▸ To be done: Copy each entry as it stands, leaving nothing out.

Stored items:
········

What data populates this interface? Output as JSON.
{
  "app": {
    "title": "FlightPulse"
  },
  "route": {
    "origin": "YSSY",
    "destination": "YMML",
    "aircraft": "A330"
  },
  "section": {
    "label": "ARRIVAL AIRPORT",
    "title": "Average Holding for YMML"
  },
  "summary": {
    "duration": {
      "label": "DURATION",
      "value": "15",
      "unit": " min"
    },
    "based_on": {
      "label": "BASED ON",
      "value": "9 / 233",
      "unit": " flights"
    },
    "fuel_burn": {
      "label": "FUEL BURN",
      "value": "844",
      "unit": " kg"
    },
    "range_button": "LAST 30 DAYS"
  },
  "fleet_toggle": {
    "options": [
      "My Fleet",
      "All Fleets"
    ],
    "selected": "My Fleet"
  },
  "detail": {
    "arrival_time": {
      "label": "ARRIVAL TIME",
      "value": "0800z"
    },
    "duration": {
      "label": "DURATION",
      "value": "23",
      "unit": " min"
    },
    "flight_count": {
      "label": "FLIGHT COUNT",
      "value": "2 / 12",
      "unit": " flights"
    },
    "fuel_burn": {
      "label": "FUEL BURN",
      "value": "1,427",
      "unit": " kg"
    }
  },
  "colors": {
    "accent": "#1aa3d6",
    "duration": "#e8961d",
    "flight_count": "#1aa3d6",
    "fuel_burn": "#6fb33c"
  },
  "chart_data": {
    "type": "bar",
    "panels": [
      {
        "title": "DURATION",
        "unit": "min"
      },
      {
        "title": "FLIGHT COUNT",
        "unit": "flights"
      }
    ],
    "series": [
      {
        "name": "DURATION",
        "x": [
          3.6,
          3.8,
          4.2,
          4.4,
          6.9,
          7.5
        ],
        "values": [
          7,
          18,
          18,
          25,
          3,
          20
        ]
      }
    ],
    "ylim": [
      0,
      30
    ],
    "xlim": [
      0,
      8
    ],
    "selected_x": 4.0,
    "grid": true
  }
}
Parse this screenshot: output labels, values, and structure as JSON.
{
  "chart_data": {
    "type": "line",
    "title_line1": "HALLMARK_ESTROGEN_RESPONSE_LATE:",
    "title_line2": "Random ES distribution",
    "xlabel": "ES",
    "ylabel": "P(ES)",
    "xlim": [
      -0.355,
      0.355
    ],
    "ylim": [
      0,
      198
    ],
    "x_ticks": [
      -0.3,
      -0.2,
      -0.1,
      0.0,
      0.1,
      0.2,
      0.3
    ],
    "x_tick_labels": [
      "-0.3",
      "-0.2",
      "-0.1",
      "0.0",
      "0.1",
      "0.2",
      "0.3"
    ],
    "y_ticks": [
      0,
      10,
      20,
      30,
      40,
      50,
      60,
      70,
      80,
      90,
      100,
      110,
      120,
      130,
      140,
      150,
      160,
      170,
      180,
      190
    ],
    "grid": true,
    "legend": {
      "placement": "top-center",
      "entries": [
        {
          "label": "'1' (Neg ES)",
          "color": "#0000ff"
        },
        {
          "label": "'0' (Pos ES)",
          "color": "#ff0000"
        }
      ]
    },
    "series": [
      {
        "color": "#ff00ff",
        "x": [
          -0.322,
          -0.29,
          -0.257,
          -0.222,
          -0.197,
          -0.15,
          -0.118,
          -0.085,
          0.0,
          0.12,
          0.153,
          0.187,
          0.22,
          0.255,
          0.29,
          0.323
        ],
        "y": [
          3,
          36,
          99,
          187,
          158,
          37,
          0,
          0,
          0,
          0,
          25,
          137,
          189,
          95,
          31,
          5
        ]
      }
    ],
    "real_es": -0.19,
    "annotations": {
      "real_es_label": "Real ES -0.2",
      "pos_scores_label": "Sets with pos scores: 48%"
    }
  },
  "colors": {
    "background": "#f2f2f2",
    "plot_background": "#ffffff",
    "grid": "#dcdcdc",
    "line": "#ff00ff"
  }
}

········

▸ Response to this exercise:
What data populates this interface? Output as JSON.
{
  "app": {
    "title": "FlightPulse"
  },
  "route": {
    "origin": "YSSY",
    "destination": "YMML",
    "aircraft": "A330"
  },
  "section": {
    "label": "ARRIVAL AIRPORT",
    "title": "Average Holding for YMML"
  },
  "summary": {
    "duration": {
      "label": "DURATION",
      "value": "15",
      "unit": " min"
    },
    "based_on": {
      "label": "BASED ON",
      "value": "9 / 233",
      "unit": " flights"
    },
    "fuel_burn": {
      "label": "FUEL BURN",
      "value": "844",
      "unit": " kg"
    },
    "range_button": "LAST 30 DAYS"
  },
  "fleet_toggle": {
    "options": [
      "My Fleet",
      "All Fleets"
    ],
    "selected": "My Fleet"
  },
  "detail": {
    "arrival_time": {
      "label": "ARRIVAL TIME",
      "value": "0800z"
    },
    "duration": {
      "label": "DURATION",
      "value": "23",
      "unit": " min"
    },
    "flight_count": {
      "label": "FLIGHT COUNT",
      "value": "2 / 12",
      "unit": " flights"
    },
    "fuel_burn": {
      "label": "FUEL BURN",
      "value": "1,427",
      "unit": " kg"
    }
  },
  "colors": {
    "accent": "#1aa3d6",
    "duration": "#e8961d",
    "flight_count": "#1aa3d6",
    "fuel_burn": "#6fb33c"
  },
  "chart_data": {
    "type": "bar",
    "panels": [
      {
        "title": "DURATION",
        "unit": "min"
      },
      {
        "title": "FLIGHT COUNT",
        "unit": "flights"
      }
    ],
    "series": [
      {
        "name": "DURATION",
        "x": [
          3.6,
          3.8,
          4.2,
          4.4,
          6.9,
          7.5
        ],
        "values": [
          7,
          18,
          18,
          25,
          3,
          20
        ]
      }
    ],
    "ylim": [
      0,
      30
    ],
    "xlim": [
      0,
      8
    ],
    "selected_x": 4.0,
    "grid": true
  }
}
Parse this screenshot: output labels, values, and structure as JSON.
{
  "chart_data": {
    "type": "line",
    "title_line1": "HALLMARK_ESTROGEN_RESPONSE_LATE:",
    "title_line2": "Random ES distribution",
    "xlabel": "ES",
    "ylabel": "P(ES)",
    "xlim": [
      -0.355,
      0.355
    ],
    "ylim": [
      0,
      198
    ],
    "x_ticks": [
      -0.3,
      -0.2,
      -0.1,
      0.0,
      0.1,
      0.2,
      0.3
    ],
    "x_tick_labels": [
      "-0.3",
      "-0.2",
      "-0.1",
      "0.0",
      "0.1",
      "0.2",
      "0.3"
    ],
    "y_ticks": [
      0,
      10,
      20,
      30,
      40,
      50,
      60,
      70,
      80,
      90,
      100,
      110,
      120,
      130,
      140,
      150,
      160,
      170,
      180,
      190
    ],
    "grid": true,
    "legend": {
      "placement": "top-center",
      "entries": [
        {
          "label": "'1' (Neg ES)",
          "color": "#0000ff"
        },
        {
          "label": "'0' (Pos ES)",
          "color": "#ff0000"
        }
      ]
    },
    "series": [
      {
        "color": "#ff00ff",
        "x": [
          -0.322,
          -0.29,
          -0.257,
          -0.222,
          -0.197,
          -0.15,
          -0.118,
          -0.085,
          0.0,
          0.12,
          0.153,
          0.187,
          0.22,
          0.255,
          0.29,
          0.323
        ],
        "y": [
          3,
          36,
          99,
          187,
          158,
          37,
          0,
          0,
          0,
          0,
          25,
          137,
          189,
          95,
          31,
          5
        ]
      }
    ],
    "real_es": -0.19,
    "annotations": {
      "real_es_label": "Real ES -0.2",
      "pos_scores_label": "Sets with pos scores: 48%"
    }
  },
  "colors": {
    "background": "#f2f2f2",
    "plot_background": "#ffffff",
    "grid": "#dcdcdc",
    "line": "#ff00ff"
  }
}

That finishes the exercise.